• _WORK REQUIRED_:
Extract each line bearing the word "Felony".

• _RECORDS PROVIDED_:
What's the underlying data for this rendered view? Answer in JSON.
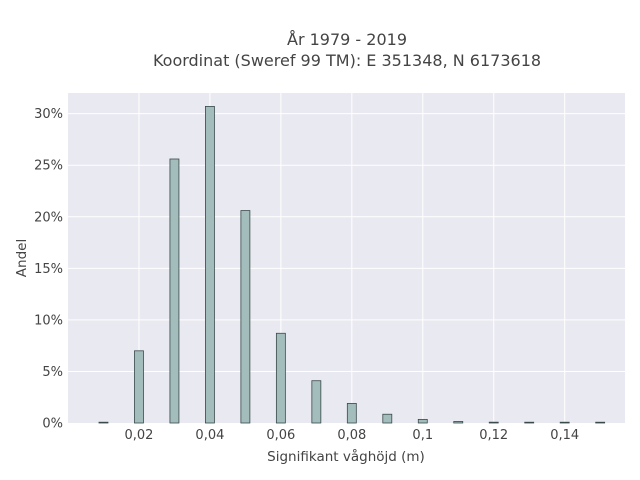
{
  "chart_data": {
    "type": "bar",
    "title_line1": "År 1979 - 2019",
    "title_line2": "Koordinat (Sweref 99 TM): E 351348, N 6173618",
    "xlabel": "Signifikant våghöjd (m)",
    "ylabel": "Andel",
    "x": [
      0.01,
      0.02,
      0.03,
      0.04,
      0.05,
      0.06,
      0.07,
      0.08,
      0.09,
      0.1,
      0.11,
      0.12,
      0.13,
      0.14,
      0.15
    ],
    "values": [
      0.05,
      7.0,
      25.6,
      30.7,
      20.6,
      8.7,
      4.1,
      1.9,
      0.85,
      0.35,
      0.15,
      0.08,
      0.05,
      0.05,
      0.05
    ],
    "xlim": [
      0.0,
      0.157
    ],
    "ylim": [
      0,
      32
    ],
    "x_ticks": [
      0.02,
      0.04,
      0.06,
      0.08,
      0.1,
      0.12,
      0.14
    ],
    "x_tick_labels": [
      "0,02",
      "0,04",
      "0,06",
      "0,08",
      "0,1",
      "0,12",
      "0,14"
    ],
    "y_ticks": [
      0,
      5,
      10,
      15,
      20,
      25,
      30
    ],
    "y_tick_labels": [
      "0%",
      "5%",
      "10%",
      "15%",
      "20%",
      "25%",
      "30%"
    ],
    "grid": true,
    "plot_background": "#e9e9f1",
    "bar_color": "#a3bcbc",
    "bar_edge_color": "#3a4a4a",
    "grid_color": "#ffffff",
    "text_color": "#444444"
  }
}
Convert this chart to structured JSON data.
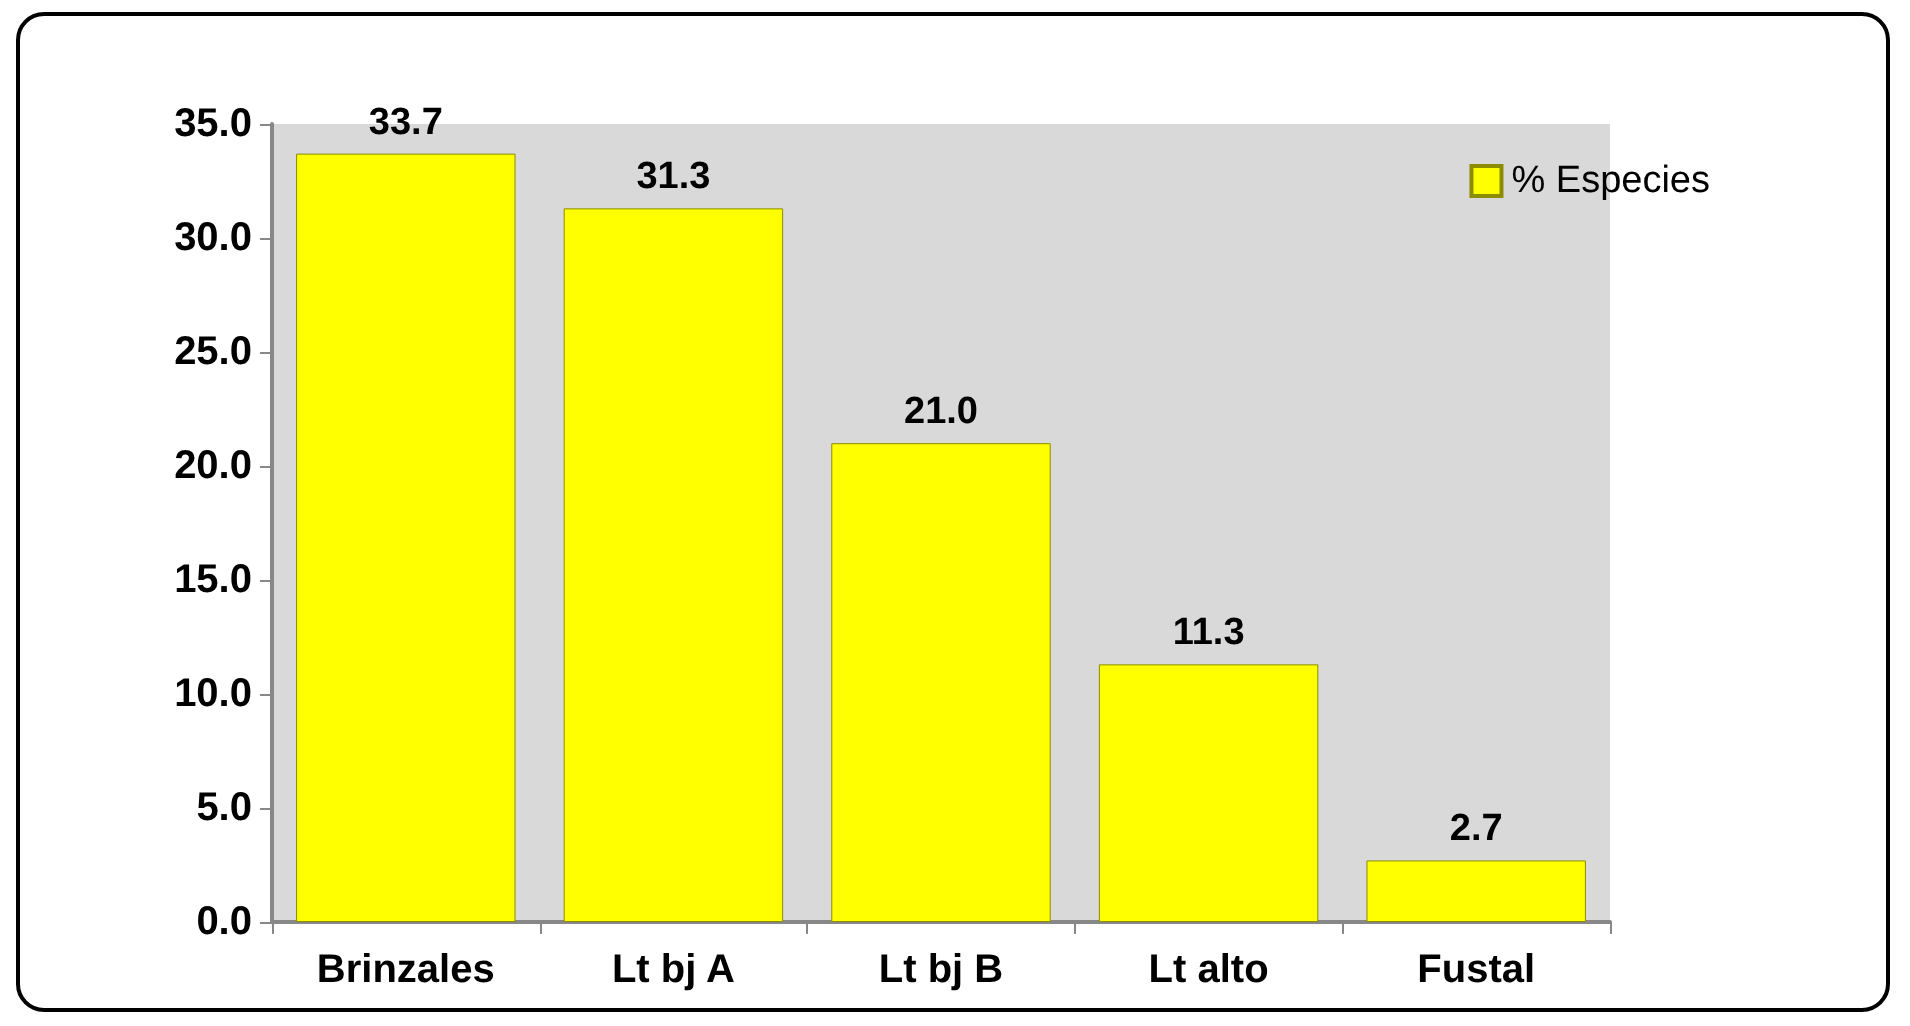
{
  "chart_data": {
    "type": "bar",
    "categories": [
      "Brinzales",
      "Lt bj A",
      "Lt bj B",
      "Lt alto",
      "Fustal"
    ],
    "series": [
      {
        "name": "% Especies",
        "color": "#ffff00",
        "values": [
          33.7,
          31.3,
          21.0,
          11.3,
          2.7
        ],
        "value_labels": [
          "33.7",
          "31.3",
          "21.0",
          "11.3",
          "2.7"
        ]
      }
    ],
    "ylim": [
      0,
      35
    ],
    "yticks": [
      {
        "value": 0,
        "label": "0.0"
      },
      {
        "value": 5,
        "label": "5.0"
      },
      {
        "value": 10,
        "label": "10.0"
      },
      {
        "value": 15,
        "label": "15.0"
      },
      {
        "value": 20,
        "label": "20.0"
      },
      {
        "value": 25,
        "label": "25.0"
      },
      {
        "value": 30,
        "label": "30.0"
      },
      {
        "value": 35,
        "label": "35.0"
      }
    ],
    "grid": false,
    "legend": "top right"
  }
}
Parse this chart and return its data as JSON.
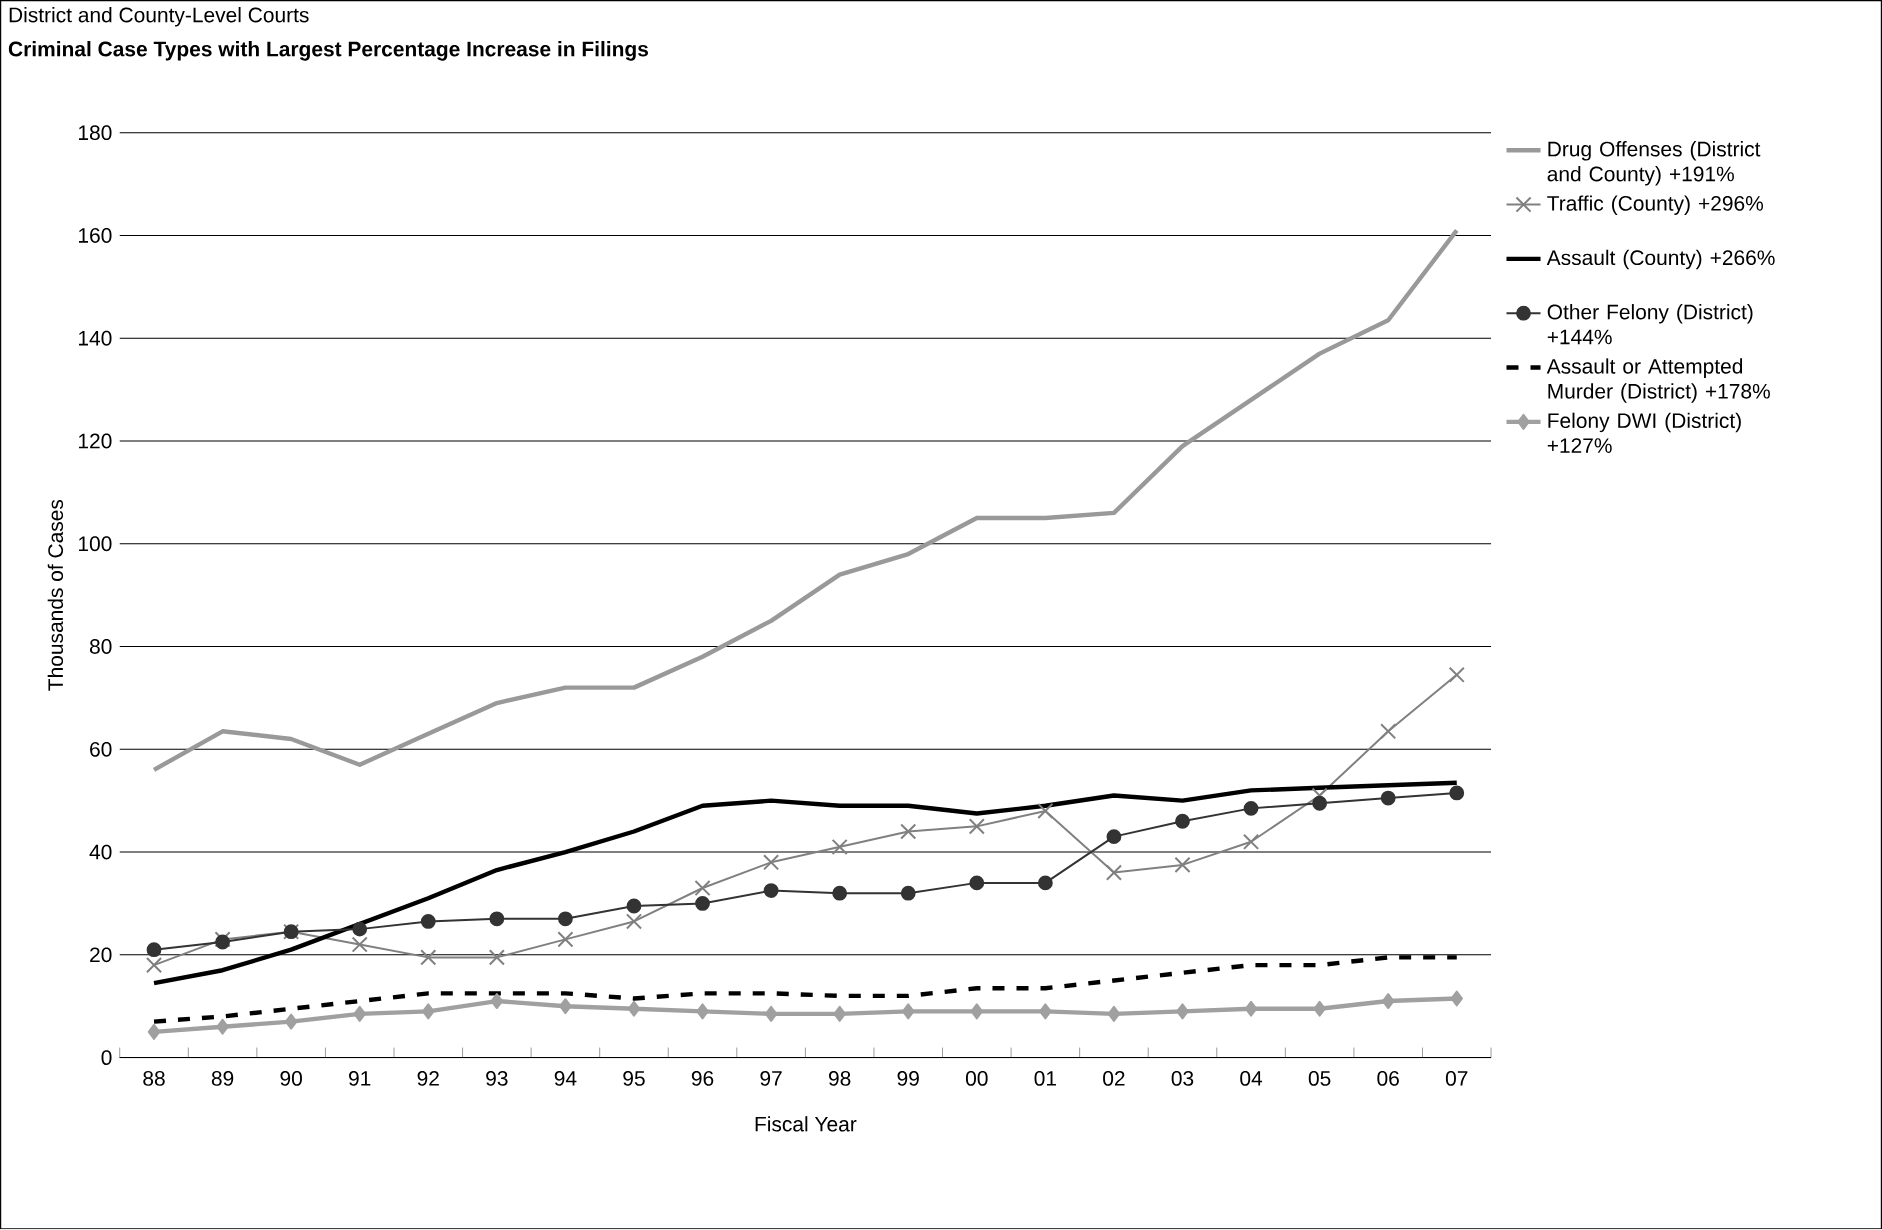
{
  "chart_data": {
    "type": "line",
    "title": "Criminal Case Types with Largest Percentage Increase in Filings",
    "subtitle": "District and County-Level Courts",
    "xlabel": "Fiscal Year",
    "ylabel": "Thousands of Cases",
    "categories": [
      "88",
      "89",
      "90",
      "91",
      "92",
      "93",
      "94",
      "95",
      "96",
      "97",
      "98",
      "99",
      "00",
      "01",
      "02",
      "03",
      "04",
      "05",
      "06",
      "07"
    ],
    "ylim": [
      0,
      180
    ],
    "yticks": [
      0,
      20,
      40,
      60,
      80,
      100,
      120,
      140,
      160,
      180
    ],
    "grid": "y",
    "legend": "right",
    "series": [
      {
        "name": "Drug Offenses (District and County) +191%",
        "color": "#999999",
        "marker": "none",
        "line_style": "solid",
        "values": [
          56,
          63.5,
          62,
          57,
          63,
          69,
          72,
          72,
          78,
          85,
          94,
          98,
          105,
          105,
          106,
          119,
          128,
          137,
          143.5,
          161
        ]
      },
      {
        "name": "Traffic (County) +296%",
        "color": "#808080",
        "marker": "cross",
        "line_style": "solid",
        "values": [
          18,
          23,
          24.5,
          22,
          19.5,
          19.5,
          23,
          26.5,
          33,
          38,
          41,
          44,
          45,
          48,
          36,
          37.5,
          42,
          51,
          63.5,
          74.5
        ]
      },
      {
        "name": "Assault (County) +266%",
        "color": "#000000",
        "marker": "none",
        "line_style": "solid",
        "values": [
          14.5,
          17,
          21,
          26,
          31,
          36.5,
          40,
          44,
          49,
          50,
          49,
          49,
          47.5,
          49,
          51,
          50,
          52,
          52.5,
          53,
          53.5
        ]
      },
      {
        "name": "Other Felony (District) +144%",
        "color": "#333333",
        "marker": "circle",
        "line_style": "solid",
        "values": [
          21,
          22.5,
          24.5,
          25,
          26.5,
          27,
          27,
          29.5,
          30,
          32.5,
          32,
          32,
          34,
          34,
          43,
          46,
          48.5,
          49.5,
          50.5,
          51.5
        ]
      },
      {
        "name": "Assault or Attempted Murder (District) +178%",
        "color": "#000000",
        "marker": "none",
        "line_style": "dashed",
        "values": [
          7,
          8,
          9.5,
          11,
          12.5,
          12.5,
          12.5,
          11.5,
          12.5,
          12.5,
          12,
          12,
          13.5,
          13.5,
          15,
          16.5,
          18,
          18,
          19.5,
          19.5
        ]
      },
      {
        "name": "Felony DWI (District) +127%",
        "color": "#a0a0a0",
        "marker": "diamond",
        "line_style": "solid",
        "values": [
          5,
          6,
          7,
          8.5,
          9,
          11,
          10,
          9.5,
          9,
          8.5,
          8.5,
          9,
          9,
          9,
          8.5,
          9,
          9.5,
          9.5,
          11,
          11.5
        ]
      }
    ]
  }
}
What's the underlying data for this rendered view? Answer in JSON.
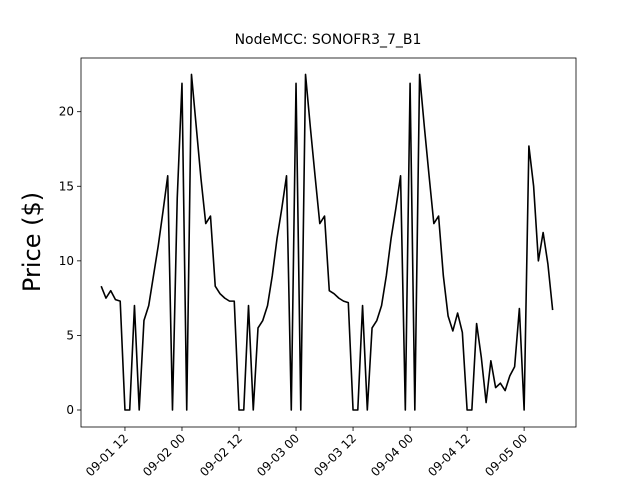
{
  "chart_data": {
    "type": "line",
    "title": "NodeMCC: SONOFR3_7_B1",
    "ylabel": "Price ($)",
    "x": [
      "09-01 07",
      "09-01 08",
      "09-01 09",
      "09-01 10",
      "09-01 11",
      "09-01 12",
      "09-01 13",
      "09-01 14",
      "09-01 15",
      "09-01 16",
      "09-01 17",
      "09-01 18",
      "09-01 19",
      "09-01 20",
      "09-01 21",
      "09-01 22",
      "09-01 23",
      "09-02 00",
      "09-02 01",
      "09-02 02",
      "09-02 03",
      "09-02 04",
      "09-02 05",
      "09-02 06",
      "09-02 07",
      "09-02 08",
      "09-02 09",
      "09-02 10",
      "09-02 11",
      "09-02 12",
      "09-02 13",
      "09-02 14",
      "09-02 15",
      "09-02 16",
      "09-02 17",
      "09-02 18",
      "09-02 19",
      "09-02 20",
      "09-02 21",
      "09-02 22",
      "09-02 23",
      "09-03 00",
      "09-03 01",
      "09-03 02",
      "09-03 03",
      "09-03 04",
      "09-03 05",
      "09-03 06",
      "09-03 07",
      "09-03 08",
      "09-03 09",
      "09-03 10",
      "09-03 11",
      "09-03 12",
      "09-03 13",
      "09-03 14",
      "09-03 15",
      "09-03 16",
      "09-03 17",
      "09-03 18",
      "09-03 19",
      "09-03 20",
      "09-03 21",
      "09-03 22",
      "09-03 23",
      "09-04 00",
      "09-04 01",
      "09-04 02",
      "09-04 03",
      "09-04 04",
      "09-04 05",
      "09-04 06",
      "09-04 07",
      "09-04 08",
      "09-04 09",
      "09-04 10",
      "09-04 11",
      "09-04 12",
      "09-04 13",
      "09-04 14",
      "09-04 15",
      "09-04 16",
      "09-04 17",
      "09-04 18",
      "09-04 19",
      "09-04 20",
      "09-04 21",
      "09-04 22",
      "09-04 23",
      "09-05 00",
      "09-05 01",
      "09-05 02",
      "09-05 03",
      "09-05 04",
      "09-05 05",
      "09-05 06"
    ],
    "series": [
      {
        "color": "#000000",
        "values": [
          8.3,
          7.5,
          8,
          7.4,
          7.3,
          0,
          0,
          7,
          0,
          6,
          7,
          9,
          11,
          13.3,
          15.7,
          0,
          14.2,
          21.9,
          0,
          22.5,
          19,
          15.5,
          12.5,
          13,
          8.3,
          7.8,
          7.5,
          7.3,
          7.3,
          0,
          0,
          7,
          0,
          5.5,
          6,
          7,
          9,
          11.5,
          13.5,
          15.7,
          0,
          21.9,
          0,
          22.5,
          19,
          15.7,
          12.5,
          13,
          8,
          7.8,
          7.5,
          7.3,
          7.2,
          0,
          0,
          7,
          0,
          5.5,
          6,
          7,
          9,
          11.5,
          13.5,
          15.7,
          0,
          21.9,
          0,
          22.5,
          19,
          15.7,
          12.5,
          13,
          9,
          6.3,
          5.3,
          6.5,
          5.2,
          0,
          0,
          5.8,
          3.5,
          0.5,
          3.3,
          1.5,
          1.8,
          1.3,
          2.3,
          2.9,
          6.8,
          0,
          17.7,
          15,
          10,
          11.9,
          9.8,
          6.7
        ]
      }
    ],
    "xlim": [
      "09-01 02:45",
      "09-05 10:55"
    ],
    "xticks": [
      "09-01 12",
      "09-02 00",
      "09-02 12",
      "09-03 00",
      "09-03 12",
      "09-04 00",
      "09-04 12",
      "09-05 00"
    ],
    "ylim": [
      -1.14,
      23.6
    ],
    "yticks": [
      0,
      5,
      10,
      15,
      20
    ]
  }
}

• _REPLY_:
        "name": "Other Felony (District) +144%",
        "name": "Felony DWI (District) +127%",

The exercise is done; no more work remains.